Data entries
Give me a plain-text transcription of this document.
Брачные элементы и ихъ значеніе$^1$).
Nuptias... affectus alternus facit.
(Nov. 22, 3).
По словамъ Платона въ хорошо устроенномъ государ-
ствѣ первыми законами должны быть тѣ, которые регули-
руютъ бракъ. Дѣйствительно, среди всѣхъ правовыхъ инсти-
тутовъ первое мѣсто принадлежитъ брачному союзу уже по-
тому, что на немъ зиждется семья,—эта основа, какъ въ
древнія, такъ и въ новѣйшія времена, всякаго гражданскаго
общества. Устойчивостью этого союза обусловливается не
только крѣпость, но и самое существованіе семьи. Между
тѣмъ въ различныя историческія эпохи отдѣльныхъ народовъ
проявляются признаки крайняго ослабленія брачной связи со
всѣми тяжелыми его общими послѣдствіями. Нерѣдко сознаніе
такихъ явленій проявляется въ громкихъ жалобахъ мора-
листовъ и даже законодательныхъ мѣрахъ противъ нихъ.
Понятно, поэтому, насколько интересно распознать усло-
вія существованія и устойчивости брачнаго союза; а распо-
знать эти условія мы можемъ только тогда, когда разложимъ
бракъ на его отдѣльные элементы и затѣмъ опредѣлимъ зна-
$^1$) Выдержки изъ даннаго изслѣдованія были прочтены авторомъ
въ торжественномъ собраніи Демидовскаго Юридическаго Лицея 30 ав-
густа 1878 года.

#### Exercise aim
Repeat the entries shown above, every one, word for word.

#### Reply
Give me a plain-text transcription of this document.
Брачные элементы и ихъ значеніе$^1$).
Nuptias... affectus alternus facit.
(Nov. 22, 3).
По словамъ Платона въ хорошо устроенномъ государ-
ствѣ первыми законами должны быть тѣ, которые регули-
руютъ бракъ. Дѣйствительно, среди всѣхъ правовыхъ инсти-
тутовъ первое мѣсто принадлежитъ брачному союзу уже по-
тому, что на немъ зиждется семья,—эта основа, какъ въ
древнія, такъ и въ новѣйшія времена, всякаго гражданскаго
общества. Устойчивостью этого союза обусловливается не
только крѣпость, но и самое существованіе семьи. Между
тѣмъ въ различныя историческія эпохи отдѣльныхъ народовъ
проявляются признаки крайняго ослабленія брачной связи со
всѣми тяжелыми его общими послѣдствіями. Нерѣдко сознаніе
такихъ явленій проявляется въ громкихъ жалобахъ мора-
листовъ и даже законодательныхъ мѣрахъ противъ нихъ.
Понятно, поэтому, насколько интересно распознать усло-
вія существованія и устойчивости брачнаго союза; а распо-
знать эти условія мы можемъ только тогда, когда разложимъ
бракъ на его отдѣльные элементы и затѣмъ опредѣлимъ зна-
$^1$) Выдержки изъ даннаго изслѣдованія были прочтены авторомъ
въ торжественномъ собраніи Демидовскаго Юридическаго Лицея 30 ав-
густа 1878 года.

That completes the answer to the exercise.